[Exercise] Search the records for "name" and copy each line that holds it.

[start of Record set]

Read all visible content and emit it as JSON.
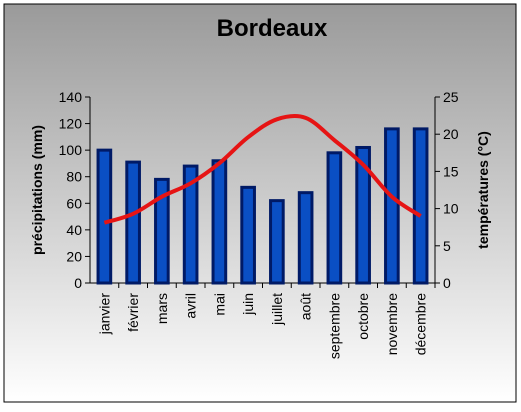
{
  "chart_data": {
    "type": "bar-line",
    "title": "Bordeaux",
    "categories": [
      "janvier",
      "février",
      "mars",
      "avril",
      "mai",
      "juin",
      "juillet",
      "août",
      "septembre",
      "octobre",
      "novembre",
      "décembre"
    ],
    "series": [
      {
        "name": "précipitations",
        "color": "#0a4fc4",
        "values": [
          100,
          91,
          78,
          88,
          92,
          72,
          62,
          68,
          98,
          102,
          116,
          116
        ]
      },
      {
        "name": "températures",
        "color": "#e61414",
        "axis": "y2",
        "values": [
          8.1,
          9.3,
          11.6,
          13.4,
          16.1,
          19.6,
          22.0,
          22.2,
          19.2,
          15.9,
          11.6,
          9.0
        ]
      }
    ],
    "ylabel": "précipitations (mm)",
    "y2label": "températures (°C)",
    "ylim": [
      0,
      140
    ],
    "yticks": [
      0,
      20,
      40,
      60,
      80,
      100,
      120,
      140
    ],
    "y2lim": [
      0,
      25
    ],
    "y2ticks": [
      0,
      5,
      10,
      15,
      20,
      25
    ],
    "grid": false
  }
}
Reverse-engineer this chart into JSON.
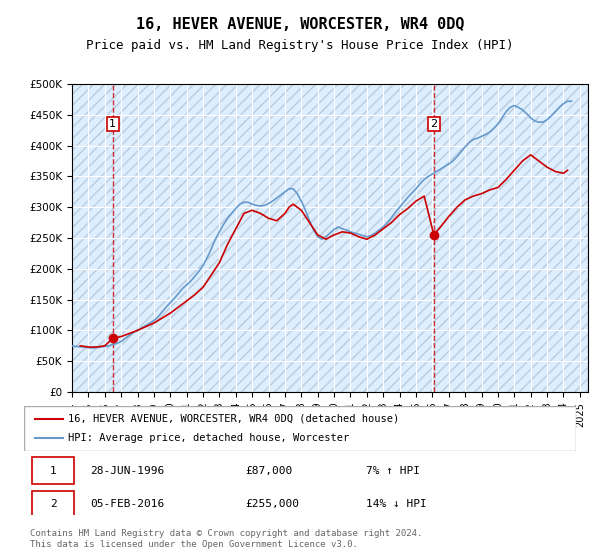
{
  "title": "16, HEVER AVENUE, WORCESTER, WR4 0DQ",
  "subtitle": "Price paid vs. HM Land Registry's House Price Index (HPI)",
  "ylabel_prefix": "£",
  "yticks": [
    0,
    50000,
    100000,
    150000,
    200000,
    250000,
    300000,
    350000,
    400000,
    450000,
    500000
  ],
  "ytick_labels": [
    "£0",
    "£50K",
    "£100K",
    "£150K",
    "£200K",
    "£250K",
    "£300K",
    "£350K",
    "£400K",
    "£450K",
    "£500K"
  ],
  "xlim_start": 1994.0,
  "xlim_end": 2025.5,
  "ylim_min": 0,
  "ylim_max": 500000,
  "hpi_color": "#6699cc",
  "price_color": "#cc0000",
  "dashed_color": "#cc0000",
  "background_color": "#ddeeff",
  "hatch_color": "#bbccdd",
  "marker1_date": 1996.49,
  "marker1_value": 87000,
  "marker2_date": 2016.09,
  "marker2_value": 255000,
  "annotation1_label": "1",
  "annotation2_label": "2",
  "legend_line1": "16, HEVER AVENUE, WORCESTER, WR4 0DQ (detached house)",
  "legend_line2": "HPI: Average price, detached house, Worcester",
  "table_row1": [
    "1",
    "28-JUN-1996",
    "£87,000",
    "7% ↑ HPI"
  ],
  "table_row2": [
    "2",
    "05-FEB-2016",
    "£255,000",
    "14% ↓ HPI"
  ],
  "footnote": "Contains HM Land Registry data © Crown copyright and database right 2024.\nThis data is licensed under the Open Government Licence v3.0.",
  "hpi_data": {
    "years": [
      1994.0,
      1994.25,
      1994.5,
      1994.75,
      1995.0,
      1995.25,
      1995.5,
      1995.75,
      1996.0,
      1996.25,
      1996.5,
      1996.75,
      1997.0,
      1997.25,
      1997.5,
      1997.75,
      1998.0,
      1998.25,
      1998.5,
      1998.75,
      1999.0,
      1999.25,
      1999.5,
      1999.75,
      2000.0,
      2000.25,
      2000.5,
      2000.75,
      2001.0,
      2001.25,
      2001.5,
      2001.75,
      2002.0,
      2002.25,
      2002.5,
      2002.75,
      2003.0,
      2003.25,
      2003.5,
      2003.75,
      2004.0,
      2004.25,
      2004.5,
      2004.75,
      2005.0,
      2005.25,
      2005.5,
      2005.75,
      2006.0,
      2006.25,
      2006.5,
      2006.75,
      2007.0,
      2007.25,
      2007.5,
      2007.75,
      2008.0,
      2008.25,
      2008.5,
      2008.75,
      2009.0,
      2009.25,
      2009.5,
      2009.75,
      2010.0,
      2010.25,
      2010.5,
      2010.75,
      2011.0,
      2011.25,
      2011.5,
      2011.75,
      2012.0,
      2012.25,
      2012.5,
      2012.75,
      2013.0,
      2013.25,
      2013.5,
      2013.75,
      2014.0,
      2014.25,
      2014.5,
      2014.75,
      2015.0,
      2015.25,
      2015.5,
      2015.75,
      2016.0,
      2016.25,
      2016.5,
      2016.75,
      2017.0,
      2017.25,
      2017.5,
      2017.75,
      2018.0,
      2018.25,
      2018.5,
      2018.75,
      2019.0,
      2019.25,
      2019.5,
      2019.75,
      2020.0,
      2020.25,
      2020.5,
      2020.75,
      2021.0,
      2021.25,
      2021.5,
      2021.75,
      2022.0,
      2022.25,
      2022.5,
      2022.75,
      2023.0,
      2023.25,
      2023.5,
      2023.75,
      2024.0,
      2024.25,
      2024.5
    ],
    "values": [
      75000,
      74000,
      73500,
      73000,
      72000,
      71500,
      72000,
      73000,
      74000,
      75000,
      77000,
      79000,
      82000,
      87000,
      92000,
      97000,
      100000,
      104000,
      108000,
      112000,
      116000,
      122000,
      130000,
      138000,
      145000,
      152000,
      160000,
      168000,
      174000,
      180000,
      188000,
      196000,
      205000,
      218000,
      232000,
      248000,
      260000,
      272000,
      282000,
      290000,
      298000,
      305000,
      308000,
      308000,
      305000,
      303000,
      302000,
      303000,
      306000,
      310000,
      315000,
      320000,
      325000,
      330000,
      330000,
      322000,
      310000,
      295000,
      278000,
      263000,
      252000,
      248000,
      252000,
      258000,
      264000,
      268000,
      265000,
      263000,
      260000,
      258000,
      256000,
      254000,
      252000,
      254000,
      258000,
      263000,
      268000,
      275000,
      283000,
      292000,
      300000,
      308000,
      316000,
      323000,
      330000,
      338000,
      345000,
      350000,
      354000,
      358000,
      362000,
      366000,
      370000,
      375000,
      382000,
      390000,
      398000,
      405000,
      410000,
      412000,
      415000,
      418000,
      422000,
      428000,
      435000,
      445000,
      455000,
      462000,
      465000,
      462000,
      458000,
      452000,
      445000,
      440000,
      438000,
      438000,
      442000,
      448000,
      455000,
      462000,
      468000,
      472000,
      472000
    ]
  },
  "price_data": {
    "years": [
      1994.5,
      1995.0,
      1995.5,
      1996.0,
      1996.49,
      1997.0,
      1997.5,
      1998.0,
      1998.5,
      1999.0,
      1999.5,
      2000.0,
      2000.5,
      2001.0,
      2001.5,
      2002.0,
      2002.5,
      2003.0,
      2003.5,
      2004.0,
      2004.5,
      2005.0,
      2005.5,
      2006.0,
      2006.5,
      2007.0,
      2007.25,
      2007.5,
      2008.0,
      2008.5,
      2009.0,
      2009.5,
      2010.0,
      2010.5,
      2011.0,
      2011.5,
      2012.0,
      2012.5,
      2013.0,
      2013.5,
      2014.0,
      2014.5,
      2015.0,
      2015.5,
      2016.09,
      2016.5,
      2017.0,
      2017.5,
      2018.0,
      2018.5,
      2019.0,
      2019.5,
      2020.0,
      2020.5,
      2021.0,
      2021.5,
      2022.0,
      2022.5,
      2023.0,
      2023.5,
      2024.0,
      2024.25
    ],
    "values": [
      75000,
      73000,
      73000,
      75000,
      87000,
      90000,
      95000,
      100000,
      106000,
      112000,
      120000,
      128000,
      138000,
      148000,
      158000,
      170000,
      190000,
      210000,
      240000,
      265000,
      290000,
      295000,
      290000,
      282000,
      278000,
      290000,
      300000,
      305000,
      295000,
      275000,
      255000,
      248000,
      255000,
      260000,
      258000,
      252000,
      248000,
      255000,
      265000,
      275000,
      288000,
      298000,
      310000,
      318000,
      255000,
      268000,
      285000,
      300000,
      312000,
      318000,
      322000,
      328000,
      332000,
      345000,
      360000,
      375000,
      385000,
      375000,
      365000,
      358000,
      355000,
      360000
    ]
  }
}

[end of Record set]

[Final result]
        "name": "précipitations",
        "name": "températures",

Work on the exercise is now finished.